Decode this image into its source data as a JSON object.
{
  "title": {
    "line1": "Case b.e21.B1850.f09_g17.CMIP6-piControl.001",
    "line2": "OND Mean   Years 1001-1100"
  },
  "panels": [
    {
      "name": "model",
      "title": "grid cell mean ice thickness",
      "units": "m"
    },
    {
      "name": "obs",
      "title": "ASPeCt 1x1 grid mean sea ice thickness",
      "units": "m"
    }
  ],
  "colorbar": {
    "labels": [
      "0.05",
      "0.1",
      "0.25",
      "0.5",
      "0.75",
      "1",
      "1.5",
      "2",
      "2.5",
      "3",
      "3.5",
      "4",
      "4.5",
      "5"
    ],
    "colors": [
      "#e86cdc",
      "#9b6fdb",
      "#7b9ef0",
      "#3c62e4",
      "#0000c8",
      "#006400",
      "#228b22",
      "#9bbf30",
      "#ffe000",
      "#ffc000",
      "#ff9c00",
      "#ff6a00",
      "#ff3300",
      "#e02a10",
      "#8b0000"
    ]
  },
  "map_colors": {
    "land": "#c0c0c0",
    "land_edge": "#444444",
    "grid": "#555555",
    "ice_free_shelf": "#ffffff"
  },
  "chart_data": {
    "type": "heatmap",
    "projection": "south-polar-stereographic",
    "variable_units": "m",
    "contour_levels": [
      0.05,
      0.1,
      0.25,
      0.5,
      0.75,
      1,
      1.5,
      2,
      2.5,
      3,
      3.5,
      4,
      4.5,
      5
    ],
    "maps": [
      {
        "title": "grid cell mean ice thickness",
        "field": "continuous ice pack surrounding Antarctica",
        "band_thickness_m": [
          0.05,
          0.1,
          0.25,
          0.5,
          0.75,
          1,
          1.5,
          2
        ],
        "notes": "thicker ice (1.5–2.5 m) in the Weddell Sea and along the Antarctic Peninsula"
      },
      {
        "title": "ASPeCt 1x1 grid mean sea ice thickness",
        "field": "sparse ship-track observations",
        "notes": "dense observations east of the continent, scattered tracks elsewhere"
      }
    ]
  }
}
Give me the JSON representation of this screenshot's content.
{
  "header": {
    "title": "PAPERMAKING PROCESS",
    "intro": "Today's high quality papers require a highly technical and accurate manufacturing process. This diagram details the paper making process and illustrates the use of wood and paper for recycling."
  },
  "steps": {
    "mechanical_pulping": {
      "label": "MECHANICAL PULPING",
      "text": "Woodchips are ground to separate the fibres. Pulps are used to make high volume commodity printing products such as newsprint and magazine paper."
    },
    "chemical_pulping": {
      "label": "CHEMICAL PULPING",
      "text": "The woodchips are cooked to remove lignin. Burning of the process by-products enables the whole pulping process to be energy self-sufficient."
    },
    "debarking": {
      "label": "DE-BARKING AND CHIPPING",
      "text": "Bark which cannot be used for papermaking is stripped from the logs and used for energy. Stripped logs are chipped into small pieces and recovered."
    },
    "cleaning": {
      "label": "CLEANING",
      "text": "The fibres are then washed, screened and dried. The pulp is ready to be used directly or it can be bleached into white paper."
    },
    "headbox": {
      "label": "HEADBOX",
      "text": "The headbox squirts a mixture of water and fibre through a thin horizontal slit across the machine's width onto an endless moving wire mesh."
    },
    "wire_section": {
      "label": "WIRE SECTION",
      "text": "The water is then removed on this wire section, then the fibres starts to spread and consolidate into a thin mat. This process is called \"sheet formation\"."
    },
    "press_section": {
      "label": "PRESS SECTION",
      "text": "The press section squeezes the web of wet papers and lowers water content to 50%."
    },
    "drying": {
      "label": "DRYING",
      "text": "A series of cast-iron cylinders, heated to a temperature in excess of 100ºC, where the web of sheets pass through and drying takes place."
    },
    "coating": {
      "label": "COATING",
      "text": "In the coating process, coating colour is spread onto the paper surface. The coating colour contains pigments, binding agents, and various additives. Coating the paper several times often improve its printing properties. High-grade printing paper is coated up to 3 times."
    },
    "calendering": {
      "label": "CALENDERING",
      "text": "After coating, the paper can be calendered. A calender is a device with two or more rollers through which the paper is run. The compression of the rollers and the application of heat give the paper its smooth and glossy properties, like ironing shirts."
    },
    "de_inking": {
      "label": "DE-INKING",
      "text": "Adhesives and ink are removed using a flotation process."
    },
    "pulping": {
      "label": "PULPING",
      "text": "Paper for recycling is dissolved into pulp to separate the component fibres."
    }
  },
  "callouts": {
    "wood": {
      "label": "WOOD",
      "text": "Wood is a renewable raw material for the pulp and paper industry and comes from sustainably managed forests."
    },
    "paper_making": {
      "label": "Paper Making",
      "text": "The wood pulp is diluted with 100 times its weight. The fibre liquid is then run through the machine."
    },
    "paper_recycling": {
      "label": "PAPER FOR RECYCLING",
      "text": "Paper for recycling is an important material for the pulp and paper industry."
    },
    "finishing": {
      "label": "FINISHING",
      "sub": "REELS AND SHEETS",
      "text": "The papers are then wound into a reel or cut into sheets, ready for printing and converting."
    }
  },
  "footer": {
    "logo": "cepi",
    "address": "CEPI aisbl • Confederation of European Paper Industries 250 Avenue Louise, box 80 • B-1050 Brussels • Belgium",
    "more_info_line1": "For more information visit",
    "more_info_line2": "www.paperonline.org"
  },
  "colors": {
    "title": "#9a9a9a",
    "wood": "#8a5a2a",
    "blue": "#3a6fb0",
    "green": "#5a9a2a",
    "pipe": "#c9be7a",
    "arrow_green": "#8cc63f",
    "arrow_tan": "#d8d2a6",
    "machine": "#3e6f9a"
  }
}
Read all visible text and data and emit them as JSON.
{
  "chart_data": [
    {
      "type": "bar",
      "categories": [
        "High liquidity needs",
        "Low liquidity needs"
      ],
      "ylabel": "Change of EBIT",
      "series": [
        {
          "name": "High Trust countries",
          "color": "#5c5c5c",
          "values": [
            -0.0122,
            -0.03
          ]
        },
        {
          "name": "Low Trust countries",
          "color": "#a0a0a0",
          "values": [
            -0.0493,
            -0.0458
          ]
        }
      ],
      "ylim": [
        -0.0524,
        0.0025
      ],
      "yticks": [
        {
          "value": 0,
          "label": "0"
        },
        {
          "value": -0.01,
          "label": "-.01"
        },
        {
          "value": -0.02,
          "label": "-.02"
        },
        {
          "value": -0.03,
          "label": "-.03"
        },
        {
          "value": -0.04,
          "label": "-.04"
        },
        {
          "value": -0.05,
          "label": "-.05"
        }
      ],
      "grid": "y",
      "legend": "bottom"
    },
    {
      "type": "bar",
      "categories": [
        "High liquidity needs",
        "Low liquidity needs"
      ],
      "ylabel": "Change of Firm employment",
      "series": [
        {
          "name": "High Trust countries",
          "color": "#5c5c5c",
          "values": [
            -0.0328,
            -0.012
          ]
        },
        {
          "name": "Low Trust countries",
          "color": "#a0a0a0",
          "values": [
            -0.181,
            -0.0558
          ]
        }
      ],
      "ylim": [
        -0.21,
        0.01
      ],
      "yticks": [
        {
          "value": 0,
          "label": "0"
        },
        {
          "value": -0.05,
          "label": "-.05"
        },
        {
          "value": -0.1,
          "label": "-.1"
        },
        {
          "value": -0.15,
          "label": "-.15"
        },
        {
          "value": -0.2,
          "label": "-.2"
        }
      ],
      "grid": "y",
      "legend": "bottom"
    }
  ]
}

* **Request**: Which lines include "observations"? Copy each of them out.

* **Task response**:
        "field": "sparse ship-track observations",
        "notes": "dense observations east of the continent, scattered tracks elsewhere"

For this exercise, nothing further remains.